» **Exercise prompt**
Reply with the count of lines holding "true", nothing more.

#### Material provided

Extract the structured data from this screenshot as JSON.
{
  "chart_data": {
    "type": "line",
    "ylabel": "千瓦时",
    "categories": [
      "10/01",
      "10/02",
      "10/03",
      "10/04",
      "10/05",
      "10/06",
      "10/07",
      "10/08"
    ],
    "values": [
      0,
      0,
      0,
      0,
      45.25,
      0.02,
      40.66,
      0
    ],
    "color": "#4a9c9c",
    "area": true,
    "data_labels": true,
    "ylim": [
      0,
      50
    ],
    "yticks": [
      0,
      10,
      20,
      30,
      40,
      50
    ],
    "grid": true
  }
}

########

» **Answer to this task**
3